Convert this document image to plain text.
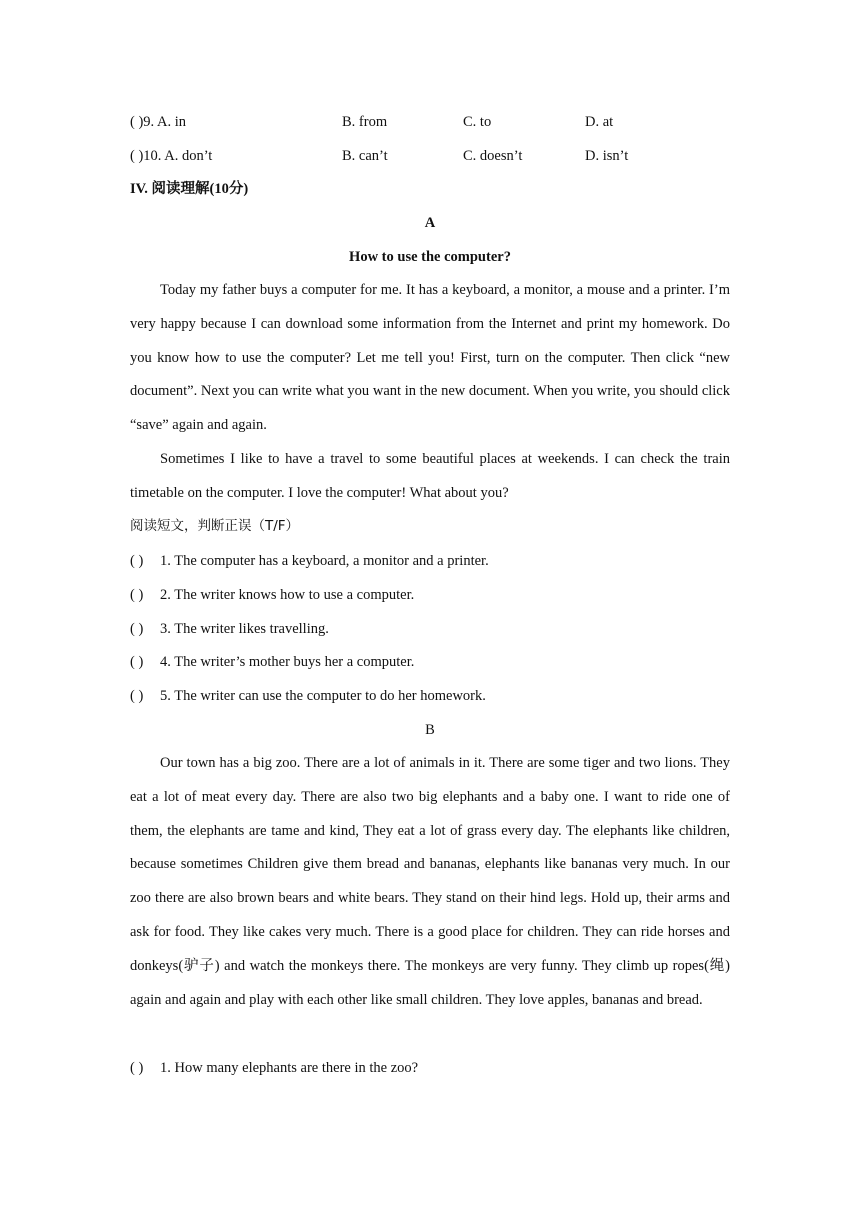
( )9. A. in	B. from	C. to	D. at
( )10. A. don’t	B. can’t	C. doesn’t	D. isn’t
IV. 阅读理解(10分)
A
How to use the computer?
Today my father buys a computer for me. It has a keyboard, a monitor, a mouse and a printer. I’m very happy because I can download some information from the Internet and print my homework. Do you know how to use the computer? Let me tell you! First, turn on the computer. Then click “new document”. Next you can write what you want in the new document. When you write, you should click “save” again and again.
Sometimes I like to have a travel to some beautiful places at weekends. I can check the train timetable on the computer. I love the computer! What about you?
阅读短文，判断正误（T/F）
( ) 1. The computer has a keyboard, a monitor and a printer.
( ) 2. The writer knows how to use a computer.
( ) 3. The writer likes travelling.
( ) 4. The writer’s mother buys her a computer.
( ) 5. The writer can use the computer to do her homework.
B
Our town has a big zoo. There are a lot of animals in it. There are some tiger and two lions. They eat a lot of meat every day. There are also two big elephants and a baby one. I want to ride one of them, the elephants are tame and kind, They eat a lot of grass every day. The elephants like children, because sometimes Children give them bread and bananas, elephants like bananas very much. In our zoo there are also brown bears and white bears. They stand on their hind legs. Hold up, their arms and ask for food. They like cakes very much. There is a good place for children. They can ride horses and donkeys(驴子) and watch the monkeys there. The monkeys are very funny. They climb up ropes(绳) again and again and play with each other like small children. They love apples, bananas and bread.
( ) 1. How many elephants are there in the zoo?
* * *
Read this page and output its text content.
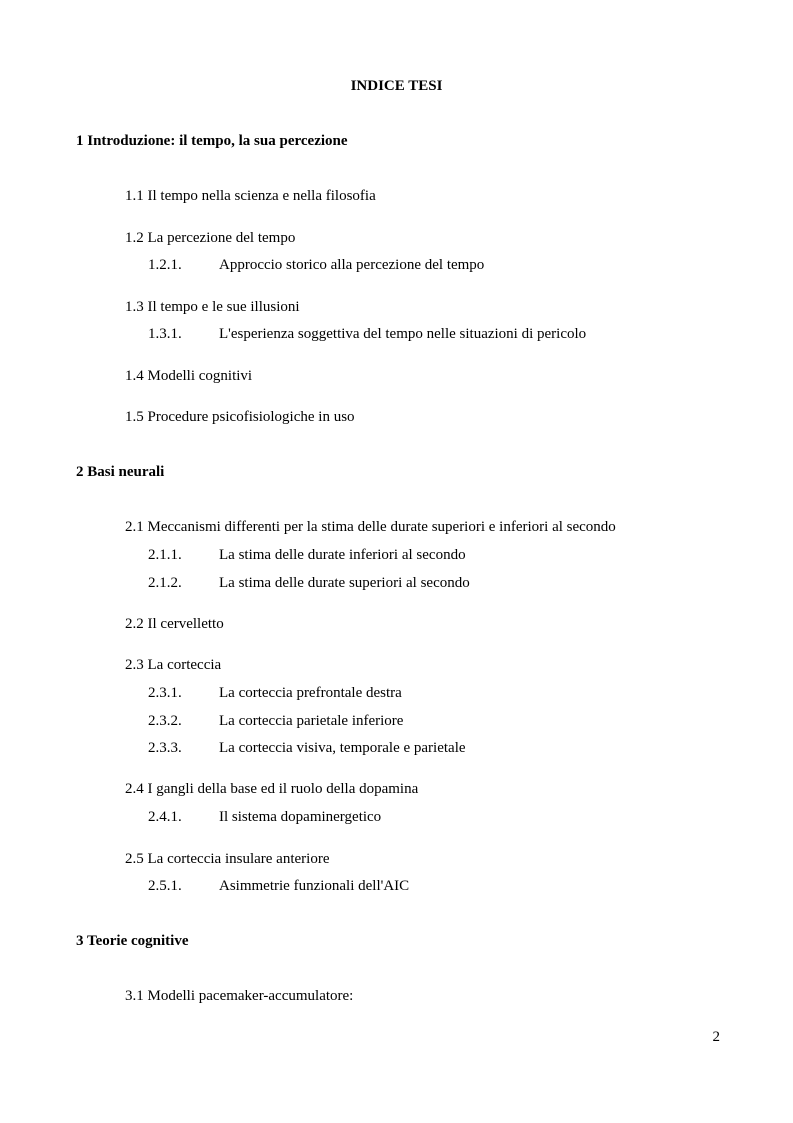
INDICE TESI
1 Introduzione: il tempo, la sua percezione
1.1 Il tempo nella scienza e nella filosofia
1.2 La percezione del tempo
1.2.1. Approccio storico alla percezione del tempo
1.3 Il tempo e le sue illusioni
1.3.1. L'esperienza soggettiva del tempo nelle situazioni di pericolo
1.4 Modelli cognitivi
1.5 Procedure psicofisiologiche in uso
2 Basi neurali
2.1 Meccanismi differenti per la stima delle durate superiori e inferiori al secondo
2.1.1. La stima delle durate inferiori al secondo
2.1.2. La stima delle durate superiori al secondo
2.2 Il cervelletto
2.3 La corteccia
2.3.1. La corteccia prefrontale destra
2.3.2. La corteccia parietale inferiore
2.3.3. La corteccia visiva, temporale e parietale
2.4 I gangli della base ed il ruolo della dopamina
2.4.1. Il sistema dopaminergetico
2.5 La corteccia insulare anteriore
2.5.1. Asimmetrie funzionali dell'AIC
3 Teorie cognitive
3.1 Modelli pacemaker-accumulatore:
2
---
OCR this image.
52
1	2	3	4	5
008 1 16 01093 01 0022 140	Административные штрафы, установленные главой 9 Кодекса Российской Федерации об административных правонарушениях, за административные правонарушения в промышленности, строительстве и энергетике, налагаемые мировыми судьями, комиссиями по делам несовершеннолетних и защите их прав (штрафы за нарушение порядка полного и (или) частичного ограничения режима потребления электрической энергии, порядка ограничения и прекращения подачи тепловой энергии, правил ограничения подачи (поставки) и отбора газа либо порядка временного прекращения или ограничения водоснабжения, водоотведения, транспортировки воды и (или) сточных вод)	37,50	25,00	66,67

**AIM OF THE EXERCISE**:
Look through the data above. Copy every line with the string "printer" in it.

**ANSWER TO THE EXERCISE**:
Today my father buys a computer for me. It has a keyboard, a monitor, a mouse and a printer. I’m very happy because I can download some information from the Internet and print my homework. Do you know how to use the computer? Let me tell you! First, turn on the computer. Then click “new document”. Next you can write what you want in the new document. When you write, you should click “save” again and again.
( ) 1. The computer has a keyboard, a monitor and a printer.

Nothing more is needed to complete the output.